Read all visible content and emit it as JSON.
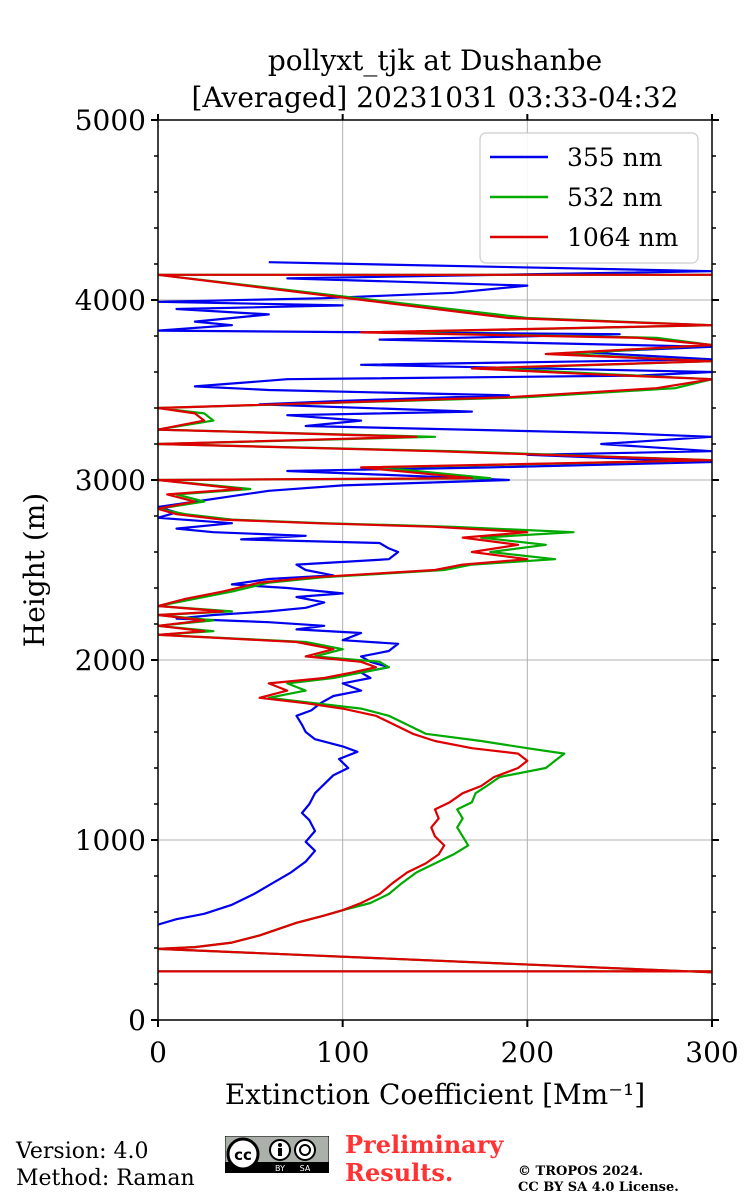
{
  "chart_data": {
    "type": "line",
    "title_line1": "pollyxt_tjk at Dushanbe",
    "title_line2": "[Averaged] 20231031 03:33-04:32",
    "xlabel": "Extinction Coefficient [Mm⁻¹]",
    "ylabel": "Height (m)",
    "xlim": [
      0,
      300
    ],
    "ylim": [
      0,
      5000
    ],
    "xticks": [
      "0",
      "100",
      "200",
      "300"
    ],
    "yticks": [
      "0",
      "1000",
      "2000",
      "3000",
      "4000",
      "5000"
    ],
    "xtick_values": [
      0,
      100,
      200,
      300
    ],
    "ytick_values": [
      0,
      1000,
      2000,
      3000,
      4000,
      5000
    ],
    "grid": true,
    "legend_position": "top-right",
    "series": [
      {
        "name": "355 nm",
        "color": "#0000ee",
        "points": [
          [
            0,
            530
          ],
          [
            10,
            560
          ],
          [
            25,
            590
          ],
          [
            40,
            640
          ],
          [
            52,
            700
          ],
          [
            62,
            760
          ],
          [
            72,
            820
          ],
          [
            80,
            880
          ],
          [
            85,
            940
          ],
          [
            80,
            990
          ],
          [
            85,
            1050
          ],
          [
            82,
            1110
          ],
          [
            78,
            1150
          ],
          [
            82,
            1200
          ],
          [
            85,
            1260
          ],
          [
            90,
            1310
          ],
          [
            95,
            1360
          ],
          [
            103,
            1400
          ],
          [
            98,
            1450
          ],
          [
            108,
            1490
          ],
          [
            100,
            1520
          ],
          [
            85,
            1560
          ],
          [
            80,
            1600
          ],
          [
            78,
            1640
          ],
          [
            75,
            1690
          ],
          [
            83,
            1720
          ],
          [
            88,
            1760
          ],
          [
            95,
            1800
          ],
          [
            110,
            1830
          ],
          [
            100,
            1870
          ],
          [
            115,
            1900
          ],
          [
            110,
            1930
          ],
          [
            125,
            1960
          ],
          [
            115,
            1990
          ],
          [
            110,
            2020
          ],
          [
            125,
            2050
          ],
          [
            130,
            2090
          ],
          [
            100,
            2110
          ],
          [
            110,
            2150
          ],
          [
            75,
            2170
          ],
          [
            90,
            2190
          ],
          [
            60,
            2210
          ],
          [
            10,
            2230
          ],
          [
            30,
            2250
          ],
          [
            60,
            2270
          ],
          [
            80,
            2290
          ],
          [
            90,
            2320
          ],
          [
            75,
            2350
          ],
          [
            100,
            2370
          ],
          [
            70,
            2400
          ],
          [
            40,
            2420
          ],
          [
            60,
            2450
          ],
          [
            95,
            2470
          ],
          [
            80,
            2500
          ],
          [
            75,
            2530
          ],
          [
            125,
            2560
          ],
          [
            130,
            2600
          ],
          [
            125,
            2620
          ],
          [
            120,
            2650
          ],
          [
            45,
            2670
          ],
          [
            80,
            2690
          ],
          [
            30,
            2710
          ],
          [
            10,
            2730
          ],
          [
            40,
            2760
          ],
          [
            0,
            2790
          ],
          [
            10,
            2820
          ],
          [
            0,
            2850
          ],
          [
            20,
            2880
          ],
          [
            40,
            2910
          ],
          [
            60,
            2940
          ],
          [
            100,
            2970
          ],
          [
            190,
            3000
          ],
          [
            120,
            3030
          ],
          [
            70,
            3050
          ],
          [
            180,
            3070
          ],
          [
            300,
            3100
          ],
          [
            200,
            3140
          ],
          [
            300,
            3160
          ],
          [
            240,
            3200
          ],
          [
            300,
            3240
          ],
          [
            250,
            3260
          ],
          [
            80,
            3300
          ],
          [
            110,
            3330
          ],
          [
            70,
            3360
          ],
          [
            170,
            3380
          ],
          [
            55,
            3420
          ],
          [
            100,
            3440
          ],
          [
            190,
            3470
          ],
          [
            60,
            3500
          ],
          [
            20,
            3520
          ],
          [
            70,
            3560
          ],
          [
            260,
            3580
          ],
          [
            300,
            3600
          ],
          [
            110,
            3640
          ],
          [
            300,
            3670
          ],
          [
            230,
            3710
          ],
          [
            300,
            3740
          ],
          [
            120,
            3780
          ],
          [
            250,
            3810
          ],
          [
            0,
            3830
          ],
          [
            40,
            3860
          ],
          [
            20,
            3880
          ],
          [
            60,
            3920
          ],
          [
            10,
            3950
          ],
          [
            100,
            3970
          ],
          [
            0,
            3990
          ],
          [
            90,
            4010
          ],
          [
            160,
            4040
          ],
          [
            200,
            4080
          ],
          [
            70,
            4120
          ],
          [
            300,
            4160
          ],
          [
            60,
            4210
          ]
        ]
      },
      {
        "name": "532 nm",
        "color": "#00aa00",
        "points": [
          [
            0,
            270
          ],
          [
            300,
            270
          ],
          [
            300,
            265
          ],
          [
            0,
            395
          ],
          [
            20,
            405
          ],
          [
            40,
            430
          ],
          [
            55,
            470
          ],
          [
            75,
            540
          ],
          [
            90,
            580
          ],
          [
            100,
            610
          ],
          [
            115,
            650
          ],
          [
            125,
            700
          ],
          [
            132,
            760
          ],
          [
            140,
            820
          ],
          [
            150,
            870
          ],
          [
            160,
            920
          ],
          [
            168,
            970
          ],
          [
            165,
            1020
          ],
          [
            162,
            1070
          ],
          [
            165,
            1120
          ],
          [
            162,
            1170
          ],
          [
            170,
            1210
          ],
          [
            172,
            1260
          ],
          [
            178,
            1300
          ],
          [
            185,
            1350
          ],
          [
            210,
            1400
          ],
          [
            215,
            1440
          ],
          [
            220,
            1480
          ],
          [
            200,
            1510
          ],
          [
            175,
            1550
          ],
          [
            145,
            1590
          ],
          [
            135,
            1640
          ],
          [
            125,
            1690
          ],
          [
            110,
            1730
          ],
          [
            85,
            1760
          ],
          [
            60,
            1790
          ],
          [
            80,
            1830
          ],
          [
            70,
            1870
          ],
          [
            95,
            1900
          ],
          [
            110,
            1930
          ],
          [
            125,
            1960
          ],
          [
            120,
            1990
          ],
          [
            85,
            2020
          ],
          [
            100,
            2060
          ],
          [
            80,
            2100
          ],
          [
            0,
            2140
          ],
          [
            30,
            2160
          ],
          [
            0,
            2190
          ],
          [
            30,
            2220
          ],
          [
            0,
            2250
          ],
          [
            40,
            2270
          ],
          [
            0,
            2300
          ],
          [
            20,
            2340
          ],
          [
            40,
            2380
          ],
          [
            60,
            2430
          ],
          [
            90,
            2460
          ],
          [
            155,
            2500
          ],
          [
            170,
            2530
          ],
          [
            215,
            2560
          ],
          [
            180,
            2600
          ],
          [
            210,
            2640
          ],
          [
            175,
            2680
          ],
          [
            225,
            2710
          ],
          [
            160,
            2740
          ],
          [
            90,
            2760
          ],
          [
            40,
            2780
          ],
          [
            15,
            2810
          ],
          [
            0,
            2840
          ],
          [
            25,
            2880
          ],
          [
            10,
            2920
          ],
          [
            50,
            2950
          ],
          [
            0,
            3000
          ],
          [
            180,
            3010
          ],
          [
            150,
            3040
          ],
          [
            120,
            3070
          ],
          [
            300,
            3110
          ],
          [
            160,
            3160
          ],
          [
            0,
            3200
          ],
          [
            150,
            3240
          ],
          [
            0,
            3280
          ],
          [
            30,
            3330
          ],
          [
            25,
            3370
          ],
          [
            0,
            3400
          ],
          [
            200,
            3460
          ],
          [
            280,
            3510
          ],
          [
            300,
            3560
          ],
          [
            240,
            3590
          ],
          [
            180,
            3620
          ],
          [
            300,
            3660
          ],
          [
            220,
            3700
          ],
          [
            300,
            3750
          ],
          [
            270,
            3790
          ],
          [
            120,
            3820
          ],
          [
            300,
            3860
          ],
          [
            200,
            3900
          ],
          [
            0,
            4140
          ],
          [
            300,
            4140
          ]
        ]
      },
      {
        "name": "1064 nm",
        "color": "#dd0000",
        "points": [
          [
            0,
            270
          ],
          [
            300,
            270
          ],
          [
            300,
            265
          ],
          [
            0,
            395
          ],
          [
            20,
            405
          ],
          [
            40,
            430
          ],
          [
            55,
            470
          ],
          [
            75,
            540
          ],
          [
            90,
            580
          ],
          [
            100,
            610
          ],
          [
            110,
            650
          ],
          [
            120,
            700
          ],
          [
            127,
            760
          ],
          [
            135,
            820
          ],
          [
            145,
            870
          ],
          [
            152,
            920
          ],
          [
            155,
            970
          ],
          [
            150,
            1020
          ],
          [
            148,
            1070
          ],
          [
            152,
            1120
          ],
          [
            150,
            1170
          ],
          [
            158,
            1210
          ],
          [
            165,
            1260
          ],
          [
            175,
            1300
          ],
          [
            182,
            1350
          ],
          [
            195,
            1400
          ],
          [
            200,
            1440
          ],
          [
            195,
            1480
          ],
          [
            170,
            1510
          ],
          [
            150,
            1550
          ],
          [
            138,
            1590
          ],
          [
            128,
            1640
          ],
          [
            118,
            1690
          ],
          [
            100,
            1730
          ],
          [
            80,
            1760
          ],
          [
            55,
            1790
          ],
          [
            70,
            1830
          ],
          [
            60,
            1870
          ],
          [
            90,
            1900
          ],
          [
            105,
            1930
          ],
          [
            118,
            1960
          ],
          [
            110,
            1990
          ],
          [
            80,
            2020
          ],
          [
            95,
            2060
          ],
          [
            75,
            2100
          ],
          [
            0,
            2140
          ],
          [
            25,
            2160
          ],
          [
            0,
            2190
          ],
          [
            25,
            2220
          ],
          [
            0,
            2250
          ],
          [
            35,
            2270
          ],
          [
            0,
            2300
          ],
          [
            15,
            2340
          ],
          [
            35,
            2380
          ],
          [
            55,
            2430
          ],
          [
            85,
            2460
          ],
          [
            150,
            2500
          ],
          [
            165,
            2530
          ],
          [
            200,
            2560
          ],
          [
            170,
            2600
          ],
          [
            195,
            2640
          ],
          [
            165,
            2680
          ],
          [
            200,
            2710
          ],
          [
            150,
            2740
          ],
          [
            85,
            2760
          ],
          [
            35,
            2780
          ],
          [
            10,
            2810
          ],
          [
            0,
            2840
          ],
          [
            20,
            2880
          ],
          [
            5,
            2920
          ],
          [
            45,
            2950
          ],
          [
            0,
            3000
          ],
          [
            170,
            3010
          ],
          [
            140,
            3040
          ],
          [
            110,
            3070
          ],
          [
            300,
            3110
          ],
          [
            150,
            3160
          ],
          [
            0,
            3200
          ],
          [
            140,
            3240
          ],
          [
            0,
            3280
          ],
          [
            25,
            3330
          ],
          [
            20,
            3370
          ],
          [
            0,
            3400
          ],
          [
            190,
            3460
          ],
          [
            270,
            3510
          ],
          [
            300,
            3560
          ],
          [
            230,
            3590
          ],
          [
            170,
            3620
          ],
          [
            300,
            3660
          ],
          [
            210,
            3700
          ],
          [
            300,
            3750
          ],
          [
            260,
            3790
          ],
          [
            110,
            3820
          ],
          [
            300,
            3860
          ],
          [
            190,
            3900
          ],
          [
            0,
            4140
          ],
          [
            300,
            4140
          ]
        ]
      }
    ]
  },
  "footer": {
    "version": "Version: 4.0",
    "method": "Method: Raman",
    "preliminary_line1": "Preliminary",
    "preliminary_line2": "Results.",
    "copyright_line1": "© TROPOS 2024.",
    "copyright_line2": "CC BY SA 4.0 License.",
    "license_badge": "cc-by-sa-icon",
    "badge_by": "BY",
    "badge_sa": "SA"
  }
}
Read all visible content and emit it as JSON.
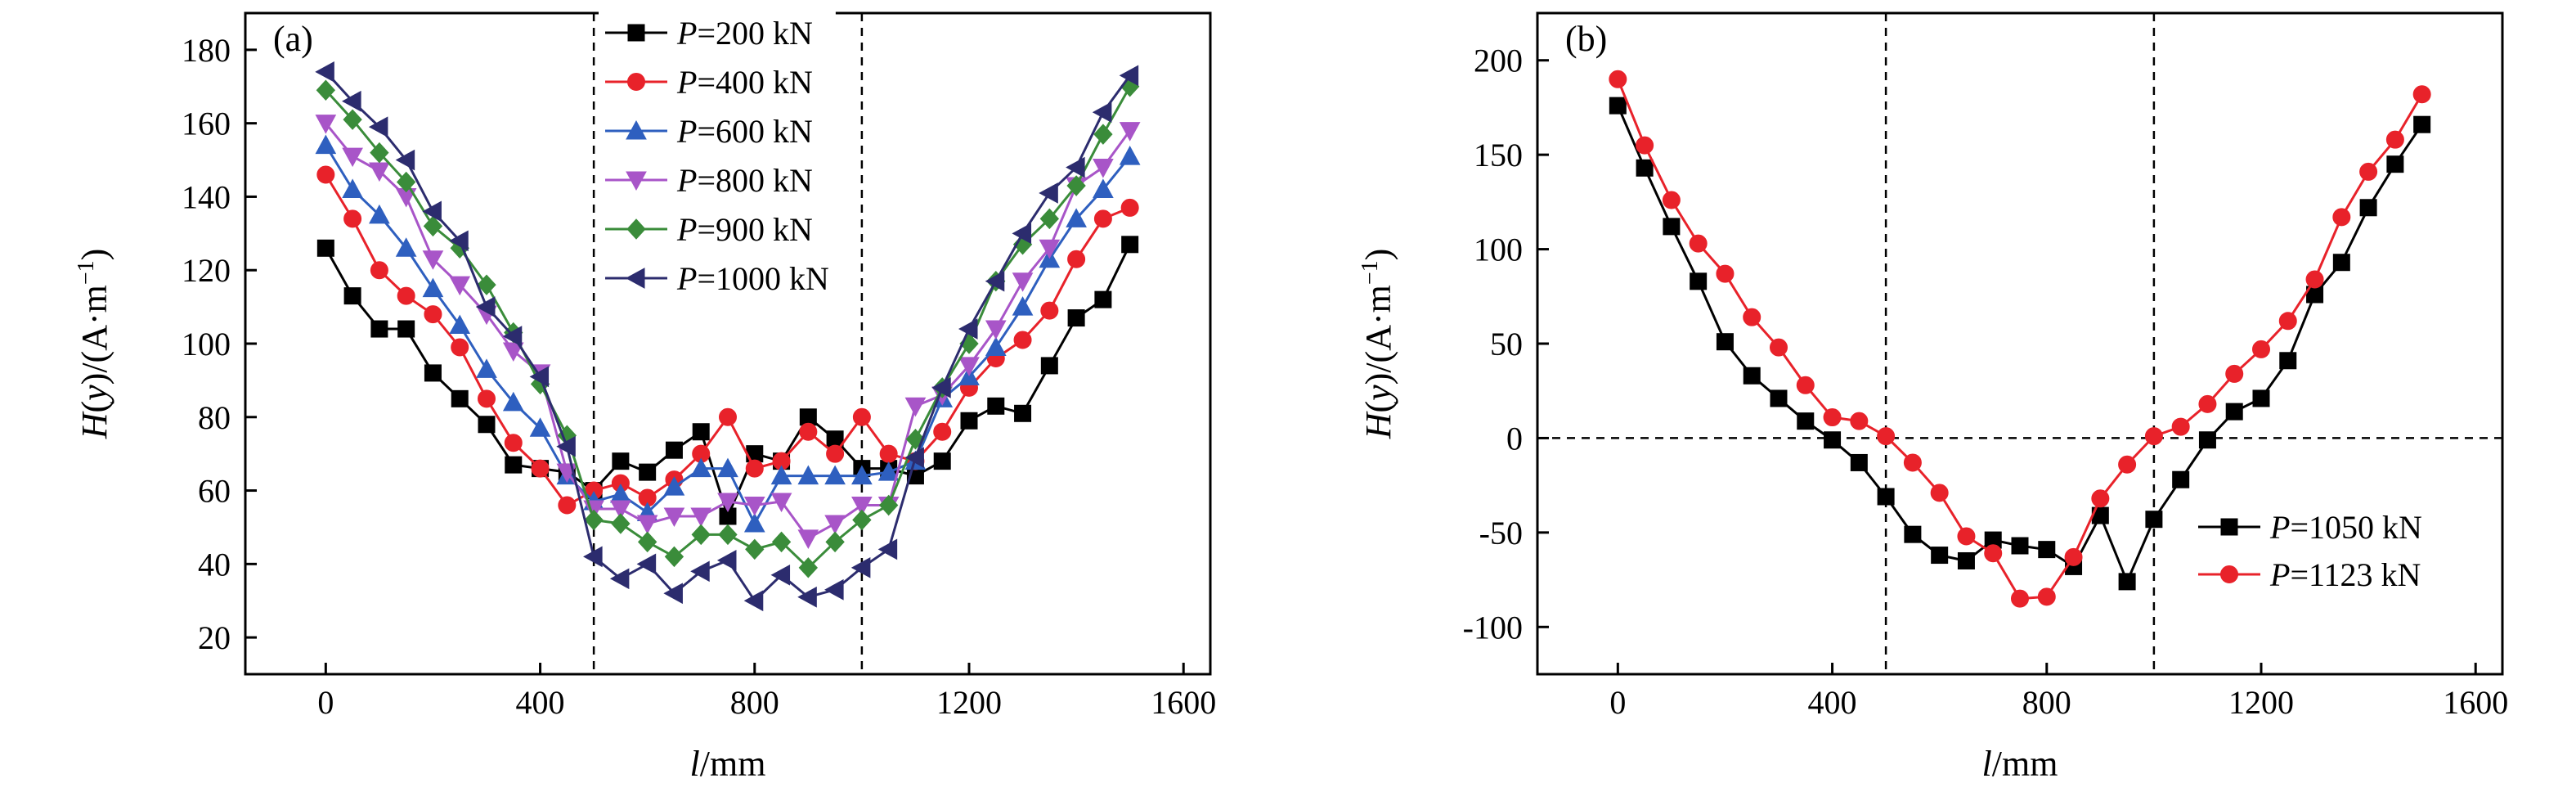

______________________________

TASK OBJECTIVE - Among the records above, find each line holding the string "color" and pull it out.

ANSWER FOR THE TASK -
        "color": "#0000ee",
        "color": "#00aa00",
        "color": "#dd0000",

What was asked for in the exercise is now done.